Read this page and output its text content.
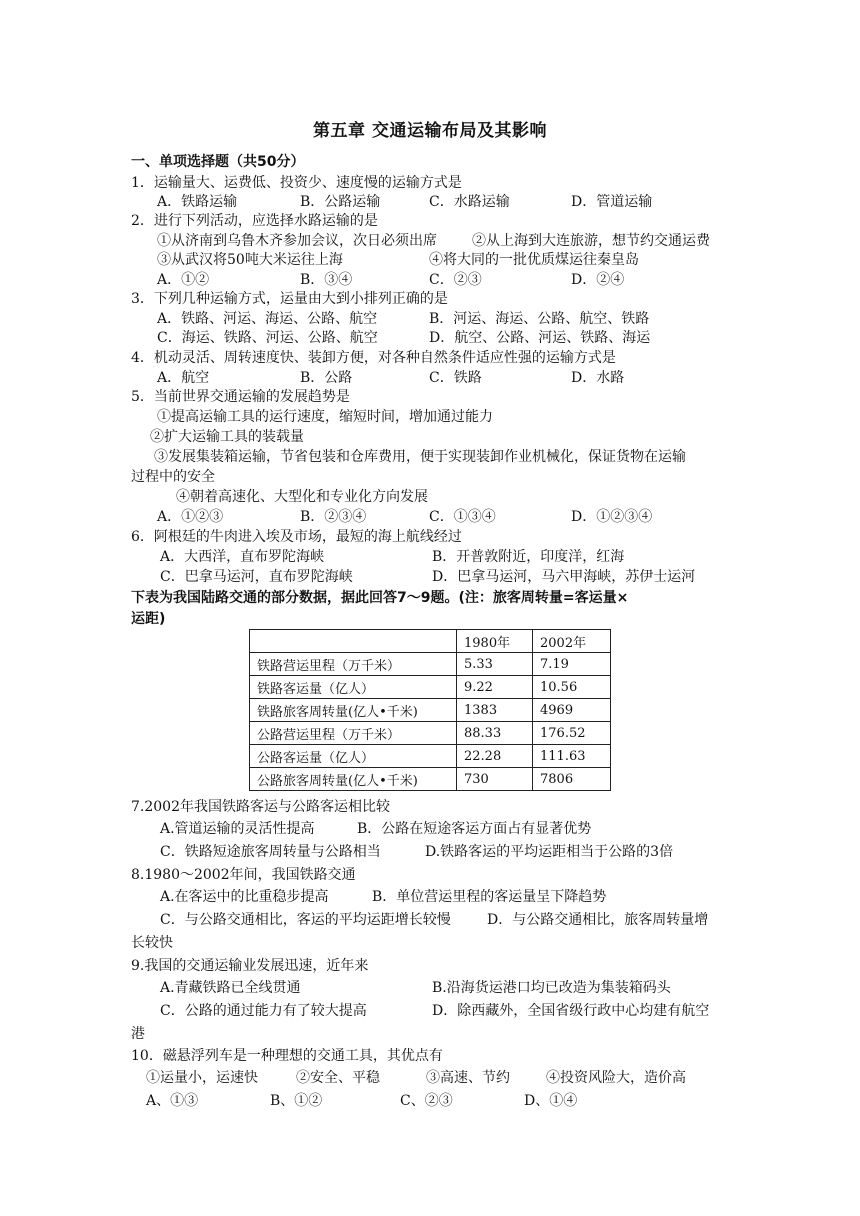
第五章 交通运输布局及其影响
一、单项选择题（共50分）
1．运输量大、运费低、投资少、速度慢的运输方式是
A．铁路运输	B．公路运输	C．水路运输	D．管道运输
2．进行下列活动，应选择水路运输的是
①从济南到乌鲁木齐参加会议，次日必须出席	②从上海到大连旅游，想节约交通运费
③从武汉将50吨大米运往上海	④将大同的一批优质煤运往秦皇岛
A．①②	B．③④	C．②③	D．②④
3．下列几种运输方式，运量由大到小排列正确的是
A．铁路、河运、海运、公路、航空	B．河运、海运、公路、航空、铁路
C．海运、铁路、河运、公路、航空	D．航空、公路、河运、铁路、海运
4．机动灵活、周转速度快、装卸方便，对各种自然条件适应性强的运输方式是
A．航空	B．公路	C．铁路	D．水路
5．当前世界交通运输的发展趋势是
①提高运输工具的运行速度，缩短时间，增加通过能力
②扩大运输工具的装载量
③发展集装箱运输，节省包装和仓库费用，便于实现装卸作业机械化，保证货物在运输
过程中的安全
④朝着高速化、大型化和专业化方向发展
A．①②③	B．②③④	C．①③④	D．①②③④
6．阿根廷的牛肉进入埃及市场，最短的海上航线经过
A．大西洋，直布罗陀海峡	B．开普敦附近，印度洋，红海
C．巴拿马运河，直布罗陀海峡	D．巴拿马运河，马六甲海峡，苏伊士运河
下表为我国陆路交通的部分数据，据此回答7～9题。(注：旅客周转量=客运量×
运距)
	1980年	2002年
铁路营运里程（万千米）	5.33	7.19
铁路客运量（亿人）	9.22	10.56
铁路旅客周转量(亿人•千米)	1383	4969
公路营运里程（万千米）	88.33	176.52
公路客运量（亿人）	22.28	111.63
公路旅客周转量(亿人•千米)	730	7806
7.2002年我国铁路客运与公路客运相比较
A.管道运输的灵活性提高	B．公路在短途客运方面占有显著优势
C．铁路短途旅客周转量与公路相当	D.铁路客运的平均运距相当于公路的3倍
8.1980～2002年间，我国铁路交通
A.在客运中的比重稳步提高	B．单位营运里程的客运量呈下降趋势
C．与公路交通相比，客运的平均运距增长较慢	D．与公路交通相比，旅客周转量增
长较快
9.我国的交通运输业发展迅速，近年来
A.青藏铁路已全线贯通	B.沿海货运港口均已改造为集装箱码头
C．公路的通过能力有了较大提高	D．除西藏外，全国省级行政中心均建有航空
港
10．磁悬浮列车是一种理想的交通工具，其优点有
①运量小，运速快	②安全、平稳	③高速、节约	④投资风险大，造价高
A、①③	B、①②	C、②③	D、①④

Task brief> Repeat the records word for word. Any picture in them should be left out.

Solution to the problem>
Read this page and output its text content.
第五章 交通运输布局及其影响
一、单项选择题（共50分）
1．运输量大、运费低、投资少、速度慢的运输方式是
A．铁路运输	B．公路运输	C．水路运输	D．管道运输
2．进行下列活动，应选择水路运输的是
①从济南到乌鲁木齐参加会议，次日必须出席	②从上海到大连旅游，想节约交通运费
③从武汉将50吨大米运往上海	④将大同的一批优质煤运往秦皇岛
A．①②	B．③④	C．②③	D．②④
3．下列几种运输方式，运量由大到小排列正确的是
A．铁路、河运、海运、公路、航空	B．河运、海运、公路、航空、铁路
C．海运、铁路、河运、公路、航空	D．航空、公路、河运、铁路、海运
4．机动灵活、周转速度快、装卸方便，对各种自然条件适应性强的运输方式是
A．航空	B．公路	C．铁路	D．水路
5．当前世界交通运输的发展趋势是
①提高运输工具的运行速度，缩短时间，增加通过能力
②扩大运输工具的装载量
③发展集装箱运输，节省包装和仓库费用，便于实现装卸作业机械化，保证货物在运输
过程中的安全
④朝着高速化、大型化和专业化方向发展
A．①②③	B．②③④	C．①③④	D．①②③④
6．阿根廷的牛肉进入埃及市场，最短的海上航线经过
A．大西洋，直布罗陀海峡	B．开普敦附近，印度洋，红海
C．巴拿马运河，直布罗陀海峡	D．巴拿马运河，马六甲海峡，苏伊士运河
下表为我国陆路交通的部分数据，据此回答7～9题。(注：旅客周转量=客运量×
运距)
	1980年	2002年
铁路营运里程（万千米）	5.33	7.19
铁路客运量（亿人）	9.22	10.56
铁路旅客周转量(亿人•千米)	1383	4969
公路营运里程（万千米）	88.33	176.52
公路客运量（亿人）	22.28	111.63
公路旅客周转量(亿人•千米)	730	7806
7.2002年我国铁路客运与公路客运相比较
A.管道运输的灵活性提高	B．公路在短途客运方面占有显著优势
C．铁路短途旅客周转量与公路相当	D.铁路客运的平均运距相当于公路的3倍
8.1980～2002年间，我国铁路交通
A.在客运中的比重稳步提高	B．单位营运里程的客运量呈下降趋势
C．与公路交通相比，客运的平均运距增长较慢	D．与公路交通相比，旅客周转量增
长较快
9.我国的交通运输业发展迅速，近年来
A.青藏铁路已全线贯通	B.沿海货运港口均已改造为集装箱码头
C．公路的通过能力有了较大提高	D．除西藏外，全国省级行政中心均建有航空
港
10．磁悬浮列车是一种理想的交通工具，其优点有
①运量小，运速快	②安全、平稳	③高速、节约	④投资风险大，造价高
A、①③	B、①②	C、②③	D、①④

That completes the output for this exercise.